• **Data records**:
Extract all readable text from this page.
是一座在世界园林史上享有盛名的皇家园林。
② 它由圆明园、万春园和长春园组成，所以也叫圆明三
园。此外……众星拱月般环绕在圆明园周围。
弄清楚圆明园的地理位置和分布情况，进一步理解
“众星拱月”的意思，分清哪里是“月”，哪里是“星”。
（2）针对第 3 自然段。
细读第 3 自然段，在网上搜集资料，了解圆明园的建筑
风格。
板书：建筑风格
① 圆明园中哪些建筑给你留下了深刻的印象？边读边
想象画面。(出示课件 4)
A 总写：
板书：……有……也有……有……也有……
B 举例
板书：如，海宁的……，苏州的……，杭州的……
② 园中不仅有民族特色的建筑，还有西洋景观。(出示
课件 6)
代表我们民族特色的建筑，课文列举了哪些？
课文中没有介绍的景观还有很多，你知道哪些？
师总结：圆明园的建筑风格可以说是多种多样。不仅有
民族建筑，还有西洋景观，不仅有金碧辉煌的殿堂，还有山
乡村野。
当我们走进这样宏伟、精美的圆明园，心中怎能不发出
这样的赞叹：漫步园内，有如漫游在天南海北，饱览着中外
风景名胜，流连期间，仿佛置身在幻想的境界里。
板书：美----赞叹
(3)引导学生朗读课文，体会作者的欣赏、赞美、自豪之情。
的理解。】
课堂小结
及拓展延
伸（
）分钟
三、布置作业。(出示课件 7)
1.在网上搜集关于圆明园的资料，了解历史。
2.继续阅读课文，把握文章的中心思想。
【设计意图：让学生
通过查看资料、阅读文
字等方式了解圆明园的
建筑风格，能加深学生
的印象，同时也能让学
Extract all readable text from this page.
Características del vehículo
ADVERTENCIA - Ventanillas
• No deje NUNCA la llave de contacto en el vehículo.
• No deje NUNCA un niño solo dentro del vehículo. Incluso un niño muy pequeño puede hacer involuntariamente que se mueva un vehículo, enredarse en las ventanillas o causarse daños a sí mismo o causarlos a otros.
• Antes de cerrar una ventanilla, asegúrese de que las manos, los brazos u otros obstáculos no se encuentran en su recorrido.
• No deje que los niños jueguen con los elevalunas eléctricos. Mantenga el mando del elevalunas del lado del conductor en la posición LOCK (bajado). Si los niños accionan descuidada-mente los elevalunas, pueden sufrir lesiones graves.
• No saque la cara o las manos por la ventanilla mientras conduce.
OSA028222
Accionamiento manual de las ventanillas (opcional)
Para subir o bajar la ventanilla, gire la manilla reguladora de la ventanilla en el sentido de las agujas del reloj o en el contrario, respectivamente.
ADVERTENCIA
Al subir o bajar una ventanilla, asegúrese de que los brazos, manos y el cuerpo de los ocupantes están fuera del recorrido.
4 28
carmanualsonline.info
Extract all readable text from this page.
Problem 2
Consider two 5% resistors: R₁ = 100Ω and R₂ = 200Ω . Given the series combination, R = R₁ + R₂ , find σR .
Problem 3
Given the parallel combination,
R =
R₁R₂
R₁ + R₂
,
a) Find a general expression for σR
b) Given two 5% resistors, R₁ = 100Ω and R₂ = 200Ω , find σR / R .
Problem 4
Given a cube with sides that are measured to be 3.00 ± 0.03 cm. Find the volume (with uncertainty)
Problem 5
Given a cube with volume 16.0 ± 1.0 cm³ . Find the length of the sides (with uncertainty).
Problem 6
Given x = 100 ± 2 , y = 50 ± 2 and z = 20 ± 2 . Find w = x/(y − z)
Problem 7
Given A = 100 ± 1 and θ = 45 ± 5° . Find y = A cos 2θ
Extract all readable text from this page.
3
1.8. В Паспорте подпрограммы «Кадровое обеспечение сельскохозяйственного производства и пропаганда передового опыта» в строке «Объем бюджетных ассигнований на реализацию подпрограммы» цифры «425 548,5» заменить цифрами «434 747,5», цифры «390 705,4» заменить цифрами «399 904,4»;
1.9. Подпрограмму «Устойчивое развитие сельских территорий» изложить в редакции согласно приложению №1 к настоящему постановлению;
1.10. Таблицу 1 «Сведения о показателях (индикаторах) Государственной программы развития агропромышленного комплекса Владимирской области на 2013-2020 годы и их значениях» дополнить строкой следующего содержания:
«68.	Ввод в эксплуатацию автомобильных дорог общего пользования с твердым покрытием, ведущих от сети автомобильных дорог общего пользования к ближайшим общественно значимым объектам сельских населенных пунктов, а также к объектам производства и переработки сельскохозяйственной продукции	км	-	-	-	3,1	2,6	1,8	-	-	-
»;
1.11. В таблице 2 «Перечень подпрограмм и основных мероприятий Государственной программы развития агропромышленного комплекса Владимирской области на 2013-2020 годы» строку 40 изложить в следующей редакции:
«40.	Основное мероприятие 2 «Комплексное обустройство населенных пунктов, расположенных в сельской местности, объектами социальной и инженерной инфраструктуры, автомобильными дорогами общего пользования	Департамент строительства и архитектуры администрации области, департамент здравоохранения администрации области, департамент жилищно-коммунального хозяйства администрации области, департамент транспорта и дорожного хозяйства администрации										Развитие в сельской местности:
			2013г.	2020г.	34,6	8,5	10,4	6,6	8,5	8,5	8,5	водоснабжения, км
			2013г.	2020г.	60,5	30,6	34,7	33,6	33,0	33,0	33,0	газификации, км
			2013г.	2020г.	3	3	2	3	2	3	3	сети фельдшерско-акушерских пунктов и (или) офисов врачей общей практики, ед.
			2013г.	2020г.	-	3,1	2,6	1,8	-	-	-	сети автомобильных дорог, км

• **SHORT PROBLEM**: Extract all of the data shown above and repeat it verbatim.

• **SOLVED EXERCISE**:
Extract all readable text from this page.
是一座在世界园林史上享有盛名的皇家园林。
② 它由圆明园、万春园和长春园组成，所以也叫圆明三
园。此外……众星拱月般环绕在圆明园周围。
弄清楚圆明园的地理位置和分布情况，进一步理解
“众星拱月”的意思，分清哪里是“月”，哪里是“星”。
（2）针对第 3 自然段。
细读第 3 自然段，在网上搜集资料，了解圆明园的建筑
风格。
板书：建筑风格
① 圆明园中哪些建筑给你留下了深刻的印象？边读边
想象画面。(出示课件 4)
A 总写：
板书：……有……也有……有……也有……
B 举例
板书：如，海宁的……，苏州的……，杭州的……
② 园中不仅有民族特色的建筑，还有西洋景观。(出示
课件 6)
代表我们民族特色的建筑，课文列举了哪些？
课文中没有介绍的景观还有很多，你知道哪些？
师总结：圆明园的建筑风格可以说是多种多样。不仅有
民族建筑，还有西洋景观，不仅有金碧辉煌的殿堂，还有山
乡村野。
当我们走进这样宏伟、精美的圆明园，心中怎能不发出
这样的赞叹：漫步园内，有如漫游在天南海北，饱览着中外
风景名胜，流连期间，仿佛置身在幻想的境界里。
板书：美----赞叹
(3)引导学生朗读课文，体会作者的欣赏、赞美、自豪之情。
的理解。】
课堂小结
及拓展延
伸（
）分钟
三、布置作业。(出示课件 7)
1.在网上搜集关于圆明园的资料，了解历史。
2.继续阅读课文，把握文章的中心思想。
【设计意图：让学生
通过查看资料、阅读文
字等方式了解圆明园的
建筑风格，能加深学生
的印象，同时也能让学
Extract all readable text from this page.
Características del vehículo
ADVERTENCIA - Ventanillas
• No deje NUNCA la llave de contacto en el vehículo.
• No deje NUNCA un niño solo dentro del vehículo. Incluso un niño muy pequeño puede hacer involuntariamente que se mueva un vehículo, enredarse en las ventanillas o causarse daños a sí mismo o causarlos a otros.
• Antes de cerrar una ventanilla, asegúrese de que las manos, los brazos u otros obstáculos no se encuentran en su recorrido.
• No deje que los niños jueguen con los elevalunas eléctricos. Mantenga el mando del elevalunas del lado del conductor en la posición LOCK (bajado). Si los niños accionan descuidada-mente los elevalunas, pueden sufrir lesiones graves.
• No saque la cara o las manos por la ventanilla mientras conduce.
OSA028222
Accionamiento manual de las ventanillas (opcional)
Para subir o bajar la ventanilla, gire la manilla reguladora de la ventanilla en el sentido de las agujas del reloj o en el contrario, respectivamente.
ADVERTENCIA
Al subir o bajar una ventanilla, asegúrese de que los brazos, manos y el cuerpo de los ocupantes están fuera del recorrido.
4 28
carmanualsonline.info
Extract all readable text from this page.
Problem 2
Consider two 5% resistors: R₁ = 100Ω and R₂ = 200Ω . Given the series combination, R = R₁ + R₂ , find σR .
Problem 3
Given the parallel combination,
R =
R₁R₂
R₁ + R₂
,
a) Find a general expression for σR
b) Given two 5% resistors, R₁ = 100Ω and R₂ = 200Ω , find σR / R .
Problem 4
Given a cube with sides that are measured to be 3.00 ± 0.03 cm. Find the volume (with uncertainty)
Problem 5
Given a cube with volume 16.0 ± 1.0 cm³ . Find the length of the sides (with uncertainty).
Problem 6
Given x = 100 ± 2 , y = 50 ± 2 and z = 20 ± 2 . Find w = x/(y − z)
Problem 7
Given A = 100 ± 1 and θ = 45 ± 5° . Find y = A cos 2θ
Extract all readable text from this page.
3
1.8. В Паспорте подпрограммы «Кадровое обеспечение сельскохозяйственного производства и пропаганда передового опыта» в строке «Объем бюджетных ассигнований на реализацию подпрограммы» цифры «425 548,5» заменить цифрами «434 747,5», цифры «390 705,4» заменить цифрами «399 904,4»;
1.9. Подпрограмму «Устойчивое развитие сельских территорий» изложить в редакции согласно приложению №1 к настоящему постановлению;
1.10. Таблицу 1 «Сведения о показателях (индикаторах) Государственной программы развития агропромышленного комплекса Владимирской области на 2013-2020 годы и их значениях» дополнить строкой следующего содержания:
«68.	Ввод в эксплуатацию автомобильных дорог общего пользования с твердым покрытием, ведущих от сети автомобильных дорог общего пользования к ближайшим общественно значимым объектам сельских населенных пунктов, а также к объектам производства и переработки сельскохозяйственной продукции	км	-	-	-	3,1	2,6	1,8	-	-	-
»;
1.11. В таблице 2 «Перечень подпрограмм и основных мероприятий Государственной программы развития агропромышленного комплекса Владимирской области на 2013-2020 годы» строку 40 изложить в следующей редакции:
«40.	Основное мероприятие 2 «Комплексное обустройство населенных пунктов, расположенных в сельской местности, объектами социальной и инженерной инфраструктуры, автомобильными дорогами общего пользования	Департамент строительства и архитектуры администрации области, департамент здравоохранения администрации области, департамент жилищно-коммунального хозяйства администрации области, департамент транспорта и дорожного хозяйства администрации										Развитие в сельской местности:
			2013г.	2020г.	34,6	8,5	10,4	6,6	8,5	8,5	8,5	водоснабжения, км
			2013г.	2020г.	60,5	30,6	34,7	33,6	33,0	33,0	33,0	газификации, км
			2013г.	2020г.	3	3	2	3	2	3	3	сети фельдшерско-акушерских пунктов и (или) офисов врачей общей практики, ед.
			2013г.	2020г.	-	3,1	2,6	1,8	-	-	-	сети автомобильных дорог, км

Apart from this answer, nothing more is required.